■ **Prompt**
Render the following material again verbatim, leaving nothing out.

Stored dataset items:
# # # # #

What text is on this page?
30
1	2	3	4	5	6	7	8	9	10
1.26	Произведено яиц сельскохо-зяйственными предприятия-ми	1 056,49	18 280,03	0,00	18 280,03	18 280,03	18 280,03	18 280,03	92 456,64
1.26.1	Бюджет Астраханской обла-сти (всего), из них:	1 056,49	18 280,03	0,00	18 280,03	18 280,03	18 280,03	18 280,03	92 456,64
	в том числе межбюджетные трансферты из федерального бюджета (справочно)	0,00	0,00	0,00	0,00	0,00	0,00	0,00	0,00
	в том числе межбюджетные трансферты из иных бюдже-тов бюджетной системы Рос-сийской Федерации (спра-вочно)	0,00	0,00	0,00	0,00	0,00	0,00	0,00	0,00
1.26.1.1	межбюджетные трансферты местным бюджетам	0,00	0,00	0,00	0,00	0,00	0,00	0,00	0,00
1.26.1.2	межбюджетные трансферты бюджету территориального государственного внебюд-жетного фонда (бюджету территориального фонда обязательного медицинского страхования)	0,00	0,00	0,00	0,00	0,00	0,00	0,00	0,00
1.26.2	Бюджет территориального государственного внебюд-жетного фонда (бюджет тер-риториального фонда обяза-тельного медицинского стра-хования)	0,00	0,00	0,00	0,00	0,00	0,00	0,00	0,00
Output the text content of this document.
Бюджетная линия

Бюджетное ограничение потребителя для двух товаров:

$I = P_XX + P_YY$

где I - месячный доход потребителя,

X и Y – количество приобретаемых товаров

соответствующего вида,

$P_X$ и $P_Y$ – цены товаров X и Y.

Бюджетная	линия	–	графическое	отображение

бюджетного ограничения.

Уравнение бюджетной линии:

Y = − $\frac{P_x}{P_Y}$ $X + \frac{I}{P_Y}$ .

# # # # #

■ **Correct output**
What text is on this page?
30
1	2	3	4	5	6	7	8	9	10
1.26	Произведено яиц сельскохо-зяйственными предприятия-ми	1 056,49	18 280,03	0,00	18 280,03	18 280,03	18 280,03	18 280,03	92 456,64
1.26.1	Бюджет Астраханской обла-сти (всего), из них:	1 056,49	18 280,03	0,00	18 280,03	18 280,03	18 280,03	18 280,03	92 456,64
	в том числе межбюджетные трансферты из федерального бюджета (справочно)	0,00	0,00	0,00	0,00	0,00	0,00	0,00	0,00
	в том числе межбюджетные трансферты из иных бюдже-тов бюджетной системы Рос-сийской Федерации (спра-вочно)	0,00	0,00	0,00	0,00	0,00	0,00	0,00	0,00
1.26.1.1	межбюджетные трансферты местным бюджетам	0,00	0,00	0,00	0,00	0,00	0,00	0,00	0,00
1.26.1.2	межбюджетные трансферты бюджету территориального государственного внебюд-жетного фонда (бюджету территориального фонда обязательного медицинского страхования)	0,00	0,00	0,00	0,00	0,00	0,00	0,00	0,00
1.26.2	Бюджет территориального государственного внебюд-жетного фонда (бюджет тер-риториального фонда обяза-тельного медицинского стра-хования)	0,00	0,00	0,00	0,00	0,00	0,00	0,00	0,00
Output the text content of this document.
Бюджетная линия

Бюджетное ограничение потребителя для двух товаров:

$I = P_XX + P_YY$

где I - месячный доход потребителя,

X и Y – количество приобретаемых товаров

соответствующего вида,

$P_X$ и $P_Y$ – цены товаров X и Y.

Бюджетная	линия	–	графическое	отображение

бюджетного ограничения.

Уравнение бюджетной линии:

Y = − $\frac{P_x}{P_Y}$ $X + \frac{I}{P_Y}$ .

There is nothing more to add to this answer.